◆ Extracted text ◆
##############################
Sunday 22 May 2022

Sun-1 (1982)

Available May 1982

If you wanted to put a computer on your desk in 1982, there were a wide variety of choices. Businesses might go a system like the IBM PC or Victor 9000, home users might go for something like a VIC 20 or TI-99/4A. If you had more exotic requirements there were high-end devices such as the GRiD Compass or Xerox Star. The Sun-1 workstation – first shipping in May 1982 – fell firmly into the last category, putting minicomputer power in the hands of the individual.

Sun-1 Workstation
Sun-1 Workstation


The Sun-1 was the first commercial product of Sun Microsystems, which had grown out of a workstation project started at Stanford University – the name “SUN” was derived from “Stanford University Network”. The original series of Sun workstations were built for on-campus use only, but the Sun-1 took that experience and turned it into a commercial product.

Designed to be powerful enough to run UNIX or other multitasking OSes, the CPU was the surprisingly modest Motorola 68000 coupled with 256KB of RAM out of the box, which was upgradeable to 2MB. Custom Sun silicon enabled the CPU to reliably support multitasking, the 1024 x 800 pixel graphics also had hardware acceleration. The standard display was a 17” CRT although other options were available. Although it was designed as a single-user computer, you could hook up to two text terminals to the back to use it as a small-scale minicomputer.
##############################
◆ Entries ◆
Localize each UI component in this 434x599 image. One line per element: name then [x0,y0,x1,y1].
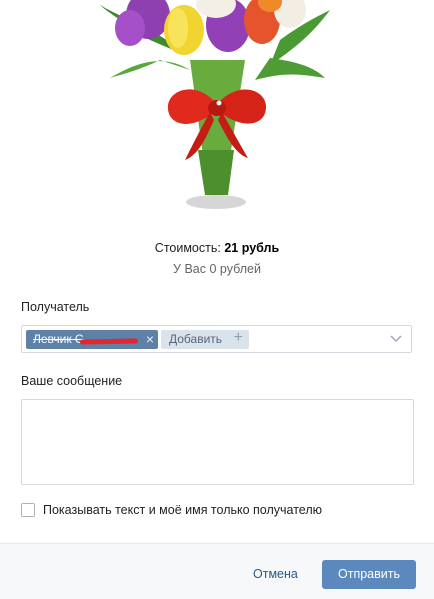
send-button[interactable]: Отправить [322,560,416,589]
message-label: Ваше сообщение [21,374,123,388]
recipient-field[interactable]: Левчик С × Добавить + [21,325,412,353]
privacy-checkbox-label[interactable]: Показывать текст и моё имя только получа… [43,503,322,517]
gift-image [0,0,434,222]
add-recipient-label: Добавить [169,332,223,346]
privacy-checkbox[interactable] [21,503,35,517]
recipient-label: Получатель [21,300,90,314]
message-textarea[interactable] [21,399,414,485]
gift-price: Стоимость: 21 рубль [0,241,434,255]
cancel-button[interactable]: Отмена [253,567,298,581]
plus-icon: + [233,329,243,346]
chevron-down-icon[interactable] [389,331,403,345]
recipient-tag[interactable]: Левчик С × [26,330,158,349]
redaction-mark [79,338,139,345]
dialog-footer: Отмена Отправить [0,543,434,599]
recipient-tag-name: Левчик С [33,332,84,346]
price-label: Стоимость: [154,241,221,255]
add-recipient-button[interactable]: Добавить + [161,329,249,349]
price-value: 21 рубль [224,241,280,255]
balance-text: У Вас 0 рублей [173,262,261,276]
close-icon[interactable]: × [146,331,154,347]
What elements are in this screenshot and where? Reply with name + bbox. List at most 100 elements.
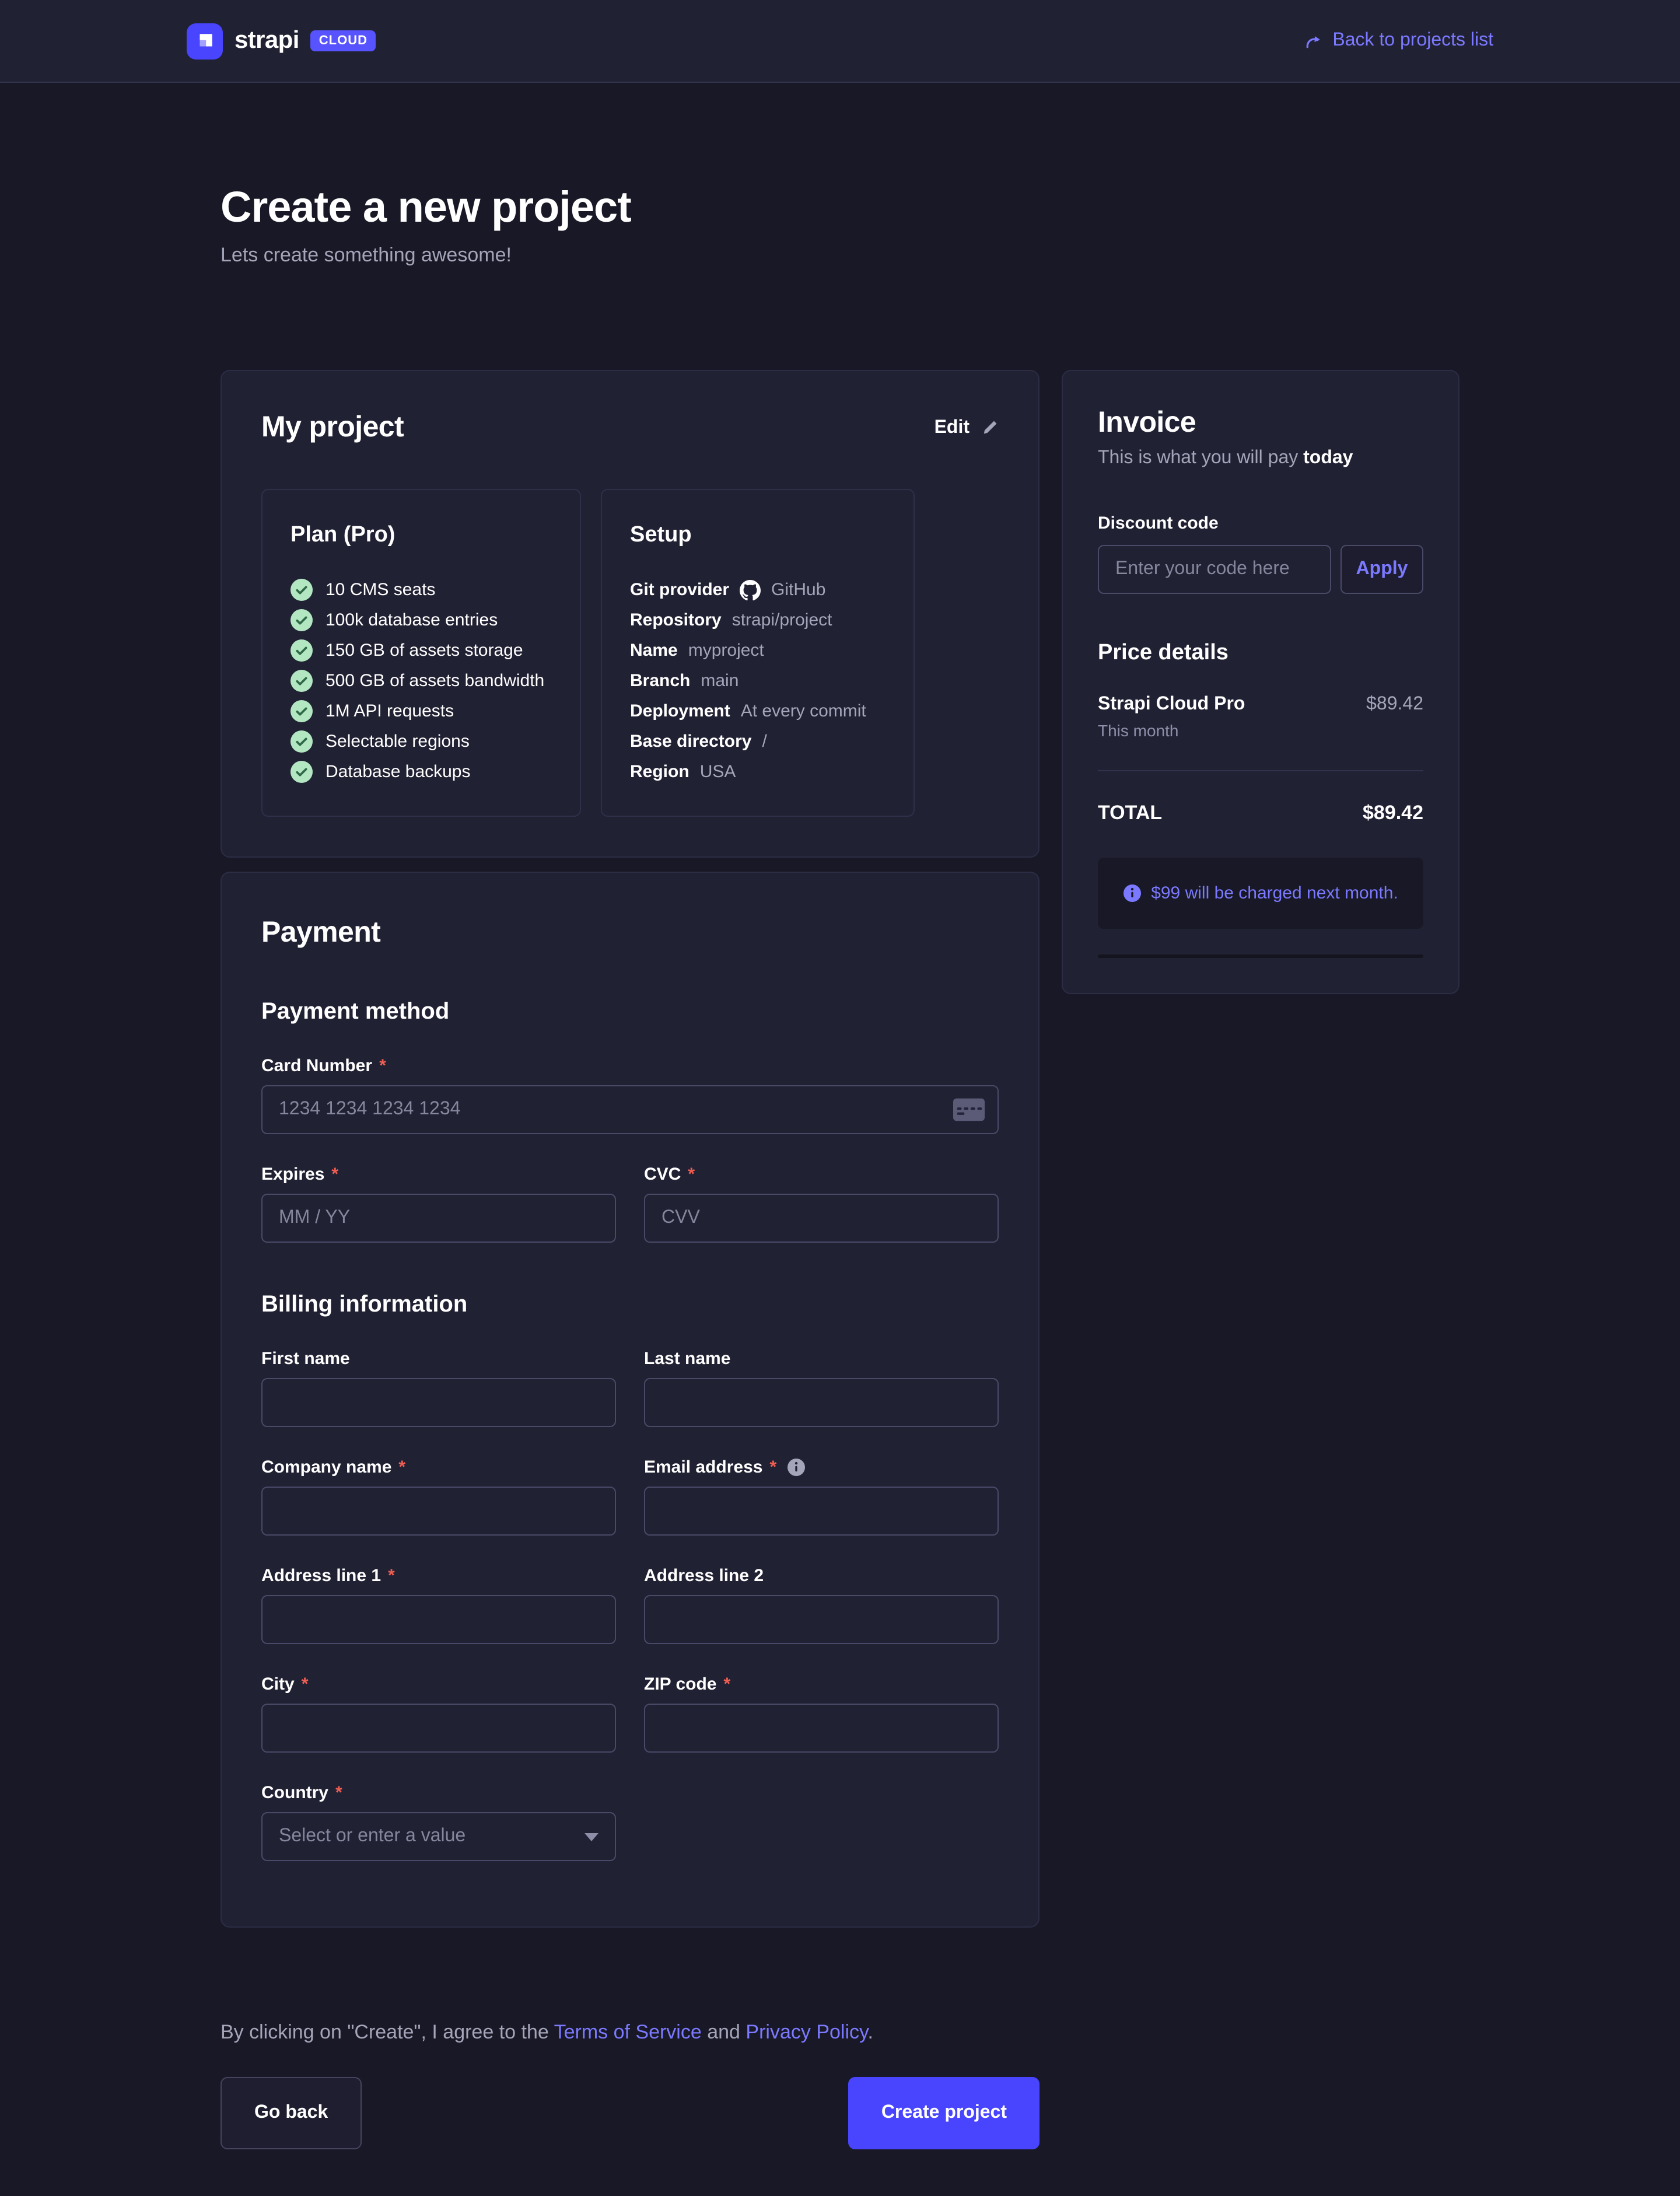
plan-feature: 150 GB of assets storage [290,639,552,662]
page-root: strapi CLOUD Back to projects list Creat… [0,0,1680,2196]
invoice-divider [1098,770,1423,771]
address2-label: Address line 2 [644,1566,999,1586]
address1-label-text: Address line 1 [261,1566,381,1586]
info-icon [787,1459,804,1476]
plan-title: Plan (Pro) [290,523,552,548]
agreement-middle: and [702,2021,746,2043]
apply-discount-button[interactable]: Apply [1340,545,1423,594]
setup-value: / [762,732,766,751]
cvc-label: CVC* [644,1165,999,1184]
plan-feature-label: 10 CMS seats [326,580,435,600]
cvc-field: CVC* [644,1165,999,1243]
required-asterisk: * [302,1674,309,1694]
city-label-text: City [261,1674,295,1694]
strapi-brand: strapi CLOUD [187,23,376,59]
price-item-period: This month [1098,721,1423,740]
total-amount: $89.42 [1363,802,1423,825]
setup-value: At every commit [741,701,866,721]
brand-name: strapi [235,27,299,55]
email-input[interactable] [644,1487,999,1536]
privacy-policy-link[interactable]: Privacy Policy [746,2021,867,2043]
agreement-prefix: By clicking on "Create", I agree to the [220,2021,554,2043]
country-select-placeholder: Select or enter a value [279,1826,466,1847]
plan-feature: 10 CMS seats [290,579,552,601]
first-name-label: First name [261,1349,616,1369]
check-circle-icon [290,579,313,601]
email-label: Email address* [644,1457,999,1477]
expires-label-text: Expires [261,1165,324,1184]
setup-row: Region USA [630,761,886,783]
required-asterisk: * [379,1056,386,1076]
city-input[interactable] [261,1704,616,1753]
my-project-title: My project [261,411,404,445]
required-asterisk: * [724,1674,731,1694]
strapi-logo-icon [187,23,223,59]
check-circle-icon [290,639,313,662]
setup-value: strapi/project [732,610,832,630]
discount-code-input[interactable] [1098,545,1331,594]
expires-field: Expires * [261,1165,616,1243]
edit-label: Edit [935,417,970,438]
last-name-input[interactable] [644,1378,999,1427]
company-name-field: Company name* [261,1457,616,1536]
company-name-label: Company name* [261,1457,616,1477]
credit-card-icon [953,1098,985,1121]
expires-input[interactable] [261,1194,616,1243]
total-label: TOTAL [1098,802,1162,825]
invoice-subtitle-prefix: This is what you will pay [1098,448,1303,468]
setup-row: Repository strapi/project [630,609,886,631]
back-to-projects-link[interactable]: Back to projects list [1304,30,1493,51]
email-label-text: Email address [644,1457,762,1477]
setup-box: Setup Git provider GitHub Repository [601,489,915,817]
agreement-suffix: . [868,2021,873,2043]
required-asterisk: * [331,1165,338,1184]
address1-input[interactable] [261,1595,616,1644]
zip-field: ZIP code * [644,1674,999,1753]
zip-label-text: ZIP code [644,1674,717,1694]
plan-feature-label: 100k database entries [326,610,498,630]
info-icon [1123,884,1140,902]
card-number-input[interactable] [261,1085,999,1134]
payment-title: Payment [261,916,999,950]
chevron-down-icon [584,1833,598,1841]
form-actions: Go back Create project [220,2077,1040,2196]
invoice-card: Invoice This is what you will pay today … [1062,370,1460,994]
country-label: Country* [261,1783,616,1803]
setup-label: Name [630,641,678,660]
plan-feature-label: Selectable regions [326,732,470,751]
page-title: Create a new project [220,183,1460,232]
first-name-input[interactable] [261,1378,616,1427]
billing-information-title: Billing information [261,1292,999,1319]
top-navigation-bar: strapi CLOUD Back to projects list [0,0,1680,83]
card-number-label: Card Number* [261,1056,999,1076]
address2-input[interactable] [644,1595,999,1644]
zip-input[interactable] [644,1704,999,1753]
create-project-button[interactable]: Create project [849,2077,1040,2149]
required-asterisk: * [688,1165,695,1184]
setup-label: Git provider [630,580,729,600]
setup-label: Repository [630,610,722,630]
address2-field: Address line 2 [644,1566,999,1644]
invoice-subtitle-emphasis: today [1303,448,1353,468]
discount-code-label: Discount code [1098,513,1423,533]
city-field: City * [261,1674,616,1753]
plan-box: Plan (Pro) 10 CMS seats 100k database en… [261,489,581,817]
price-details-title: Price details [1098,641,1423,666]
company-name-input[interactable] [261,1487,616,1536]
back-link-label: Back to projects list [1332,30,1493,51]
my-project-card: My project Edit Plan (Pro) [220,370,1040,858]
edit-button[interactable]: Edit [935,417,999,438]
country-field: Country* Select or enter a value [261,1783,616,1861]
country-select[interactable]: Select or enter a value [261,1812,616,1861]
plan-feature: 100k database entries [290,609,552,631]
cvc-input[interactable] [644,1194,999,1243]
check-circle-icon [290,670,313,692]
go-back-button[interactable]: Go back [220,2077,362,2149]
address1-field: Address line 1* [261,1566,616,1644]
last-name-label: Last name [644,1349,999,1369]
terms-of-service-link[interactable]: Terms of Service [554,2021,702,2043]
required-asterisk: * [398,1457,405,1477]
last-name-field: Last name [644,1349,999,1427]
cloud-badge: CLOUD [311,30,376,51]
left-column: My project Edit Plan (Pro) [220,370,1040,2196]
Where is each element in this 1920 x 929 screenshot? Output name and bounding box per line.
##############################
◆ To do ◆
Retype the Sun-1 article in full. This material has no connection to the Sun-1 article.

◆ Final result ◆
Sunday 22 May 2022

Sun-1 (1982)

Available May 1982

If you wanted to put a computer on your desk in 1982, there were a wide variety of choices. Businesses might go a system like the IBM PC or Victor 9000, home users might go for something like a VIC 20 or TI-99/4A. If you had more exotic requirements there were high-end devices such as the GRiD Compass or Xerox Star. The Sun-1 workstation – first shipping in May 1982 – fell firmly into the last category, putting minicomputer power in the hands of the individual.

Sun-1 Workstation
Sun-1 Workstation


The Sun-1 was the first commercial product of Sun Microsystems, which had grown out of a workstation project started at Stanford University – the name “SUN” was derived from “Stanford University Network”. The original series of Sun workstations were built for on-campus use only, but the Sun-1 took that experience and turned it into a commercial product.

Designed to be powerful enough to run UNIX or other multitasking OSes, the CPU was the surprisingly modest Motorola 68000 coupled with 256KB of RAM out of the box, which was upgradeable to 2MB. Custom Sun silicon enabled the CPU to reliably support multitasking, the 1024 x 800 pixel graphics also had hardware acceleration. The standard display was a 17” CRT although other options were available. Although it was designed as a single-user computer, you could hook up to two text terminals to the back to use it as a small-scale minicomputer.